▶ _Consigne écrite_
Traduisez en anglais cette phrase de l'extrait source sur l'insuffisance de la demande : « L’économie américaine tourne à environ 7% au-dessous de son potentiel. »

▶ _Extrait source_
La situation actuelle, caractérisée par une insuffisance de la demande, appelle une augmentation des dépenses publiques

Ce livre est sorti en français en septembre 2012 (quatre mois après sa publication aux États-Unis), il ressort en poche ces jours-ci. Dans l’intervalle, les tenants de l’austérité ont plutôt encore accru leur influence. L’annonce début janvier par le FMI de sa sous-estimation du multiplicateur budgétaire et donc de l’effet récessif des réductions des déficits n’a pas ébranlé grand monde, et les “gens très sérieux”, que dénonçait Krugman dans cet ouvrage, ont continué de préconiser des réductions de dépenses. La situation est plus grave en Europe, où l’austérité généralisée a conduit tout droit à la récession (et à l’augmentation de la dette, cf. l’article de Paul de Grauwe auquel Krugman fait référence sur son blog). Car même le bras de fer politique qu’ont engagé les républicains aux États-Unis en s’opposant au rehaussement pourtant nécessaire du plafond de la dette américaine (dont Krugman se dit persuadé qu’il ne durera pas) ne devrait pas entraîner de coupes aussi importantes.

L’insuffisance de la demande

Les dégâts produits par la crise financière sont notamment visibles dans la forte augmentation du chômage de longue durée et du chômage des jeunes aux États-Unis. L’économie américaine tourne à environ 7% au-dessous de son potentiel. Et les effets de cette situation se feront sentir sur le long terme à travers les pertes de compétences et/ou leur sous-utilisation ou encore le sous-investissement. Or, Krugman soutient que rien de tout cela n’est inévitable.

Avec la crise, les emprunteurs ont été contraints de faire des coupes claires dans leurs dépenses, tandis que les prêteurs redoublaient de prudence avant d’accorder de nouveaux prêts, et la demande a plongé. Pour y remédier, la Réserve fédérale a fortement augmenté la base monétaire (la monnaie en circulation et les réserves détenues par les banques), faisant baisser les taux d’intérêts jusqu’au plancher, sans réussir à faire repartir l’économie, tombée dans ce que Keynes appelait la trappe à liquidité, les apports en liquidité de la banque centrale étant épongés par la thésaurisation. La solution qui s’impose est alors de recourir à la politique budgétaire, autrement dit que l’État dépense plus. A contrario, ni l’épargne, ni le désendettement, ni la baisse des salaires ne feront autre chose qu’aggraver la situation et déprimer un peu plus la demande.

▶ _Section des données_
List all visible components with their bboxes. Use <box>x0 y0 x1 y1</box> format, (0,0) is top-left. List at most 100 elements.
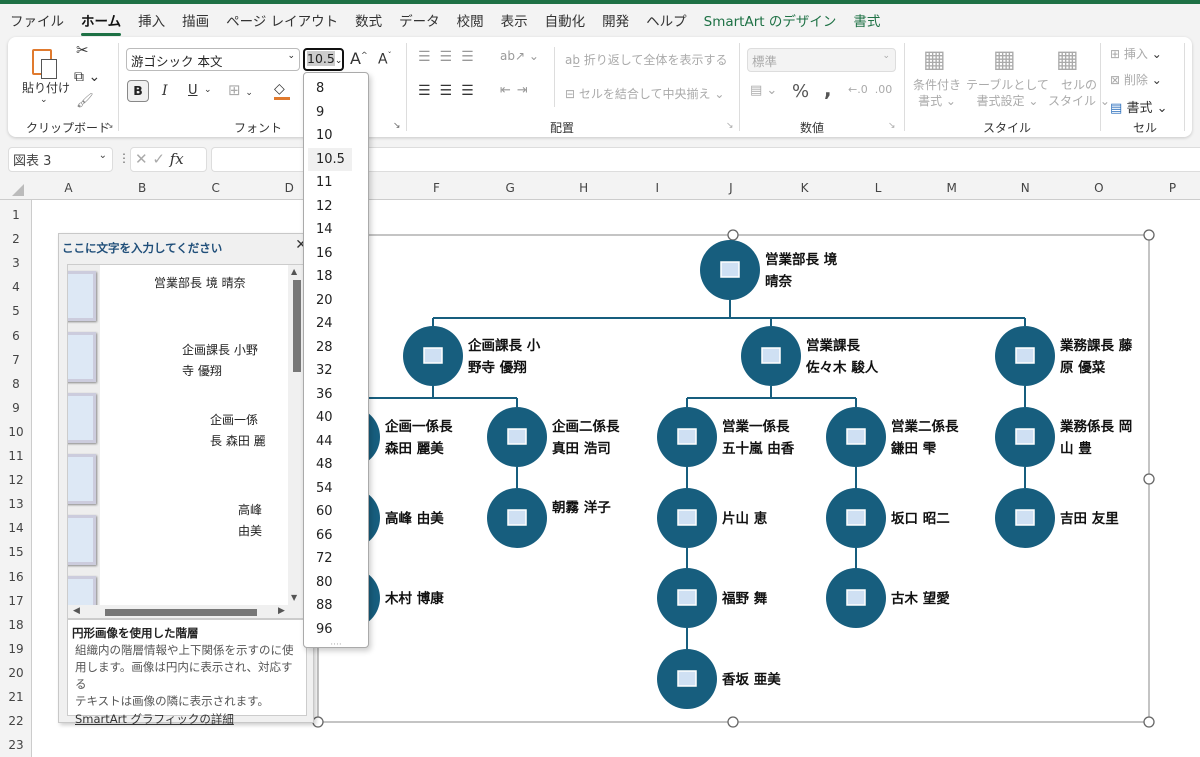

▶ _Réponse complète_
The U.S. economy is running at about 7% below its potential.